** Begin **

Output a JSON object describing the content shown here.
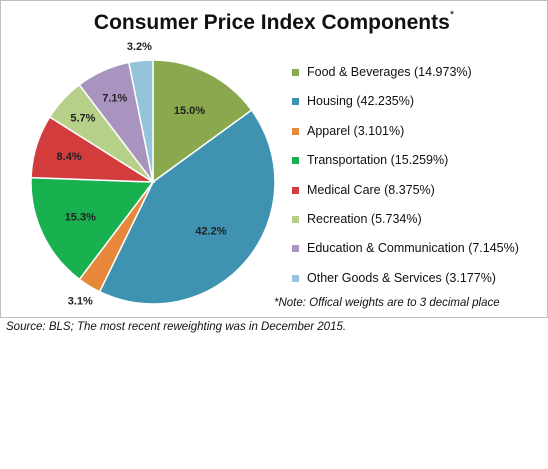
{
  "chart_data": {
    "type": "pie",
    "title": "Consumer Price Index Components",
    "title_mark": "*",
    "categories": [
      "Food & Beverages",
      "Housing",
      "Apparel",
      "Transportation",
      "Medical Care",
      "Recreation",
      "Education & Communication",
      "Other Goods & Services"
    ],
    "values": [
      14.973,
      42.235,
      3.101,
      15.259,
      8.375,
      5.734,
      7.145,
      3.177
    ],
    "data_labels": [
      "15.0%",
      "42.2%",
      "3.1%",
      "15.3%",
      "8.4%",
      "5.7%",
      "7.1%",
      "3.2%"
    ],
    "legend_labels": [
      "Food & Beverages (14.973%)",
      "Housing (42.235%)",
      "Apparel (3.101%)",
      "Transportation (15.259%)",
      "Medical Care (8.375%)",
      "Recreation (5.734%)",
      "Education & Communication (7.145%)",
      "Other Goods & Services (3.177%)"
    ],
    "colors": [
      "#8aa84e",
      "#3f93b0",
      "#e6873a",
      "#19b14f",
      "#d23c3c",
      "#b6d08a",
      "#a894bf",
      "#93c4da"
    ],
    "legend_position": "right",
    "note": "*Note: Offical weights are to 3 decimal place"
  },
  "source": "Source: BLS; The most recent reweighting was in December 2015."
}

** End **
** Begin **

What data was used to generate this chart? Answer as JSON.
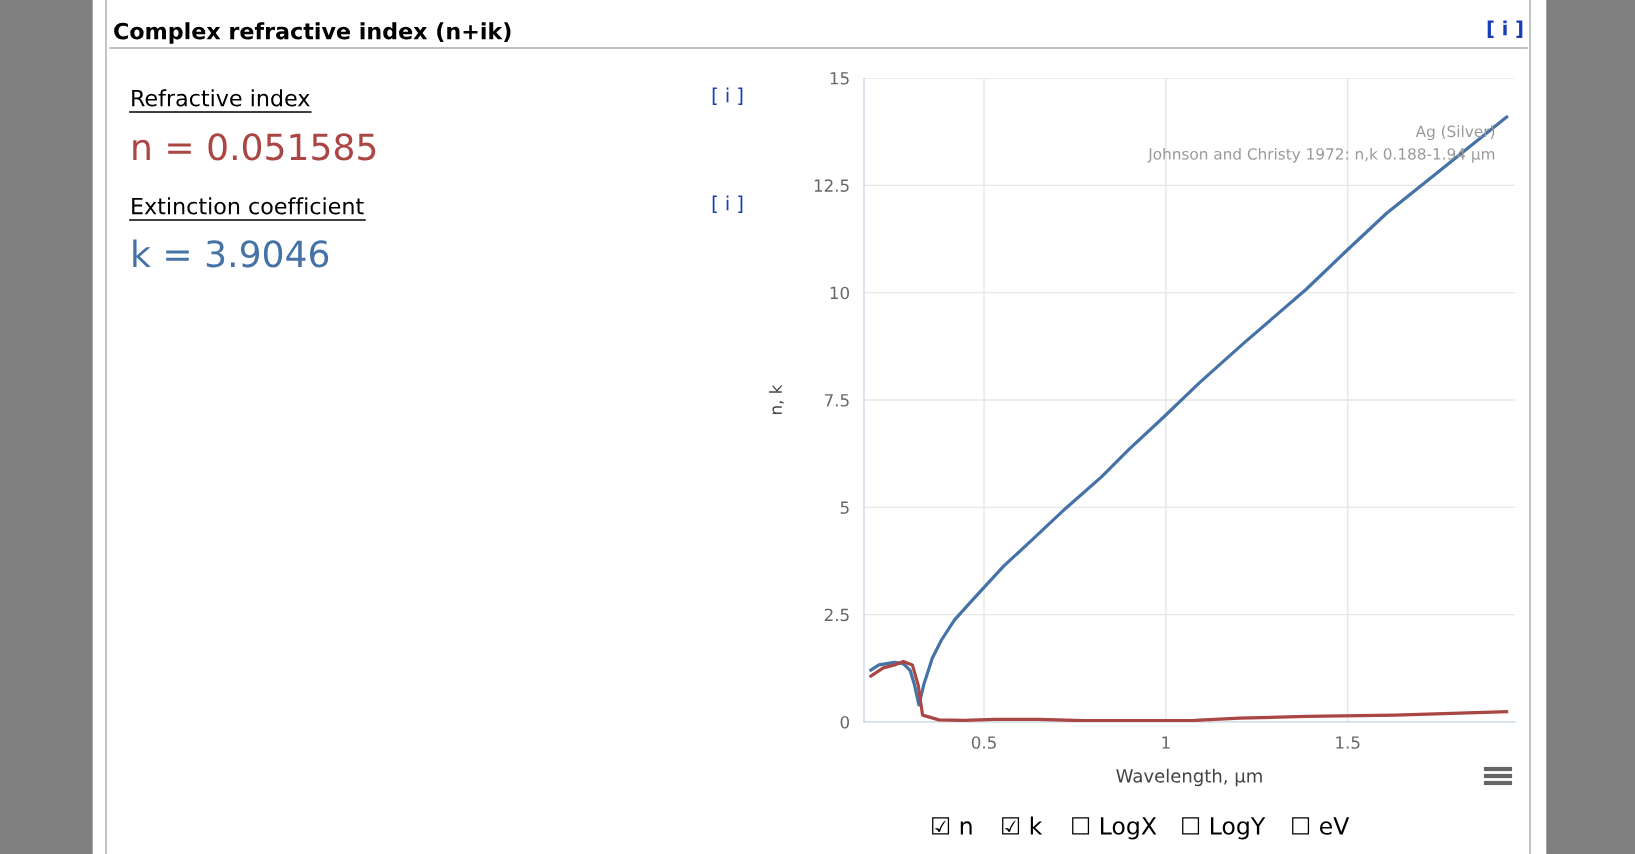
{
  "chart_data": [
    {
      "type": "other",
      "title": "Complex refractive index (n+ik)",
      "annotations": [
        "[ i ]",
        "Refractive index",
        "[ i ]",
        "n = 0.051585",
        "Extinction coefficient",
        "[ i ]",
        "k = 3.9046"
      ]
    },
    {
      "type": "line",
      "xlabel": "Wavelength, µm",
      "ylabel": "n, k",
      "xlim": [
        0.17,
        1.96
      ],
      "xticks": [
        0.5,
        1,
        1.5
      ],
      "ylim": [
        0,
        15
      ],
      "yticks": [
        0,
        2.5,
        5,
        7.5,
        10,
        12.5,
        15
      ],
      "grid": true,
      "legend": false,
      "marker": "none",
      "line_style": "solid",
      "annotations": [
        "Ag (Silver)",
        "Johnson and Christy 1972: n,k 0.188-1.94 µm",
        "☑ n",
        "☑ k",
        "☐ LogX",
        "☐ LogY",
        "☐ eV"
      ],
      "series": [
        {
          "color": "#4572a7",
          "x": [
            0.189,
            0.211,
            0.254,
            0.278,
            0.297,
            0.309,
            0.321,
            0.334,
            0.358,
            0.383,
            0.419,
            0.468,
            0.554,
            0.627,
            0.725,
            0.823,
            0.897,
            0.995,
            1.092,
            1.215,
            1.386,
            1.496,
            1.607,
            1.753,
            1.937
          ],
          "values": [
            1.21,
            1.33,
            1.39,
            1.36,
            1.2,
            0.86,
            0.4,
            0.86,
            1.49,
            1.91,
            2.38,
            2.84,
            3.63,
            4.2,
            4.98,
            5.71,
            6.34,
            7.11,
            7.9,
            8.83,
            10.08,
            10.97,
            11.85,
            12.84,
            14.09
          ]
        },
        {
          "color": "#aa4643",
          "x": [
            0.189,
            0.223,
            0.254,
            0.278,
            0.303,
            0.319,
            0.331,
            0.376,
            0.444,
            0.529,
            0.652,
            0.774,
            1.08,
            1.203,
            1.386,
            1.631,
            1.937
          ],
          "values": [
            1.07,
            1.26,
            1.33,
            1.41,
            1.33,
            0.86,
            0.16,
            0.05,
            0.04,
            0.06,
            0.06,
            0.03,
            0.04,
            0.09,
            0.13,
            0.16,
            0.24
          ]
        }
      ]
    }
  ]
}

** End **
** Begin **

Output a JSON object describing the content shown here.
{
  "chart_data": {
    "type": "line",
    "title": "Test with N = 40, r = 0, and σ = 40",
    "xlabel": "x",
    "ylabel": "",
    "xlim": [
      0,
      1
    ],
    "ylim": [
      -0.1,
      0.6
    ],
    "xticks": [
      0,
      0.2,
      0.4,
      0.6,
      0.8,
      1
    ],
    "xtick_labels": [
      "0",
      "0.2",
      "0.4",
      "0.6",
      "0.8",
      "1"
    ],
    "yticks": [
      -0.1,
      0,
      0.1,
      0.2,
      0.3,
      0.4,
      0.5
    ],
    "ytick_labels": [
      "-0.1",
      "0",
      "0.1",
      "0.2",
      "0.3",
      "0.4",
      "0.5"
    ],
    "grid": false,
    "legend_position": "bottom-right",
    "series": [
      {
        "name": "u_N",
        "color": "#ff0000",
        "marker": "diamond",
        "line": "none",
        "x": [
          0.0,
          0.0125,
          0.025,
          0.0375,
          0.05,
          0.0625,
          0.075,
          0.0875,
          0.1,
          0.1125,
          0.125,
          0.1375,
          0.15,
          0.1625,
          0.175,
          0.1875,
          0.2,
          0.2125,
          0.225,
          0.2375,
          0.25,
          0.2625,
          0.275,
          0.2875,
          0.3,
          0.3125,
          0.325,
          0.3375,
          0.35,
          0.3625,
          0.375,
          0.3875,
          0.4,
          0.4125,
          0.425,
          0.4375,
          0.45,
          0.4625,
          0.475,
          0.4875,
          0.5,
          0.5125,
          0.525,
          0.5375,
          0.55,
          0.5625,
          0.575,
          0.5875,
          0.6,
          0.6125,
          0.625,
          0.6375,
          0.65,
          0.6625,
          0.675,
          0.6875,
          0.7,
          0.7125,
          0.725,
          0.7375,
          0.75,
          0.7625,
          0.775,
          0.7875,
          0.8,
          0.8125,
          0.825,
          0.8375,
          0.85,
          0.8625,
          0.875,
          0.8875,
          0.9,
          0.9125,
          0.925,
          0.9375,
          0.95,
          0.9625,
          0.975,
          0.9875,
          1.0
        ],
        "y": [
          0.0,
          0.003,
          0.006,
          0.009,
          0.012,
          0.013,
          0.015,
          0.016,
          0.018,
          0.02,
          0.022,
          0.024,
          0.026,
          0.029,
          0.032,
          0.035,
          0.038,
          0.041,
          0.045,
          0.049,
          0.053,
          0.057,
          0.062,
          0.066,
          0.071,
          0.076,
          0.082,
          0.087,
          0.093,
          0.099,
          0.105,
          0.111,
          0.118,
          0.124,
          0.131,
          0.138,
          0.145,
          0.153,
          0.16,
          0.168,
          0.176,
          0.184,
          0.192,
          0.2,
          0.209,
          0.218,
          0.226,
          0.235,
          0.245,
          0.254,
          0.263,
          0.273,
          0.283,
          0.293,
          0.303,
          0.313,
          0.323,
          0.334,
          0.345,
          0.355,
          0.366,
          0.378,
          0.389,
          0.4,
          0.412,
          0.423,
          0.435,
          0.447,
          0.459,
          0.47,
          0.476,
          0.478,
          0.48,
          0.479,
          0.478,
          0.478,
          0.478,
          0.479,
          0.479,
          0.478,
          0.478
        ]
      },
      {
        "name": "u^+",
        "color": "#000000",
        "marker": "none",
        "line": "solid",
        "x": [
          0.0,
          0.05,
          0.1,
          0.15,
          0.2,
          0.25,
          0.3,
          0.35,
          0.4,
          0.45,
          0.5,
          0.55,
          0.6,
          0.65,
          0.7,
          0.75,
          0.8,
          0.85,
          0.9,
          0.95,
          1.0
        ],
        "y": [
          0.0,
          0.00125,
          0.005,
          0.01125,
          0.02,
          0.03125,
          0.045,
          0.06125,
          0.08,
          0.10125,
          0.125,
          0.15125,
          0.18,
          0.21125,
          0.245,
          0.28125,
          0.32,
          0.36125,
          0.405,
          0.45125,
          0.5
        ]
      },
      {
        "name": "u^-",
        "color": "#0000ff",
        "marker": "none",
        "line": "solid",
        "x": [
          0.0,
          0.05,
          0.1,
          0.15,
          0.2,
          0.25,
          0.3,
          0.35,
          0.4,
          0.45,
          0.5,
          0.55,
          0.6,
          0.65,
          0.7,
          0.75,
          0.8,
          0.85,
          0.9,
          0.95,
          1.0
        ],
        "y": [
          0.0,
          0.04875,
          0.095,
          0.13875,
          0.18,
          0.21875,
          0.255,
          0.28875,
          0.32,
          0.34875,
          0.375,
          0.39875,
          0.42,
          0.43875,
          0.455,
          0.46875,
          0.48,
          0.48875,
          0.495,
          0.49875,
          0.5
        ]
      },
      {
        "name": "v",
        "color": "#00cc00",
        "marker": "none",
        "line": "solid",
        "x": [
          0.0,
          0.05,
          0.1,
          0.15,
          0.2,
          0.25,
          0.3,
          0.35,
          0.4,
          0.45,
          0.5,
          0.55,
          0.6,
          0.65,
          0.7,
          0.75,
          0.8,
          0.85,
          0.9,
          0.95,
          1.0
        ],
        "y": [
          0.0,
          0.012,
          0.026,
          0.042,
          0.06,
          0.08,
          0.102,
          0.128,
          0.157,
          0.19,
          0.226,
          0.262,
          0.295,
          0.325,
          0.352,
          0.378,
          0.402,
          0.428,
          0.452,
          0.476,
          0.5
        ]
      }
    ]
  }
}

** End **

Go through the listing above and locate each line that holds the word "type". Copy those lines.

THE OUTPUT »
    "type": "pie",
      "type": "other",
      "type": "line",
    "type": "line",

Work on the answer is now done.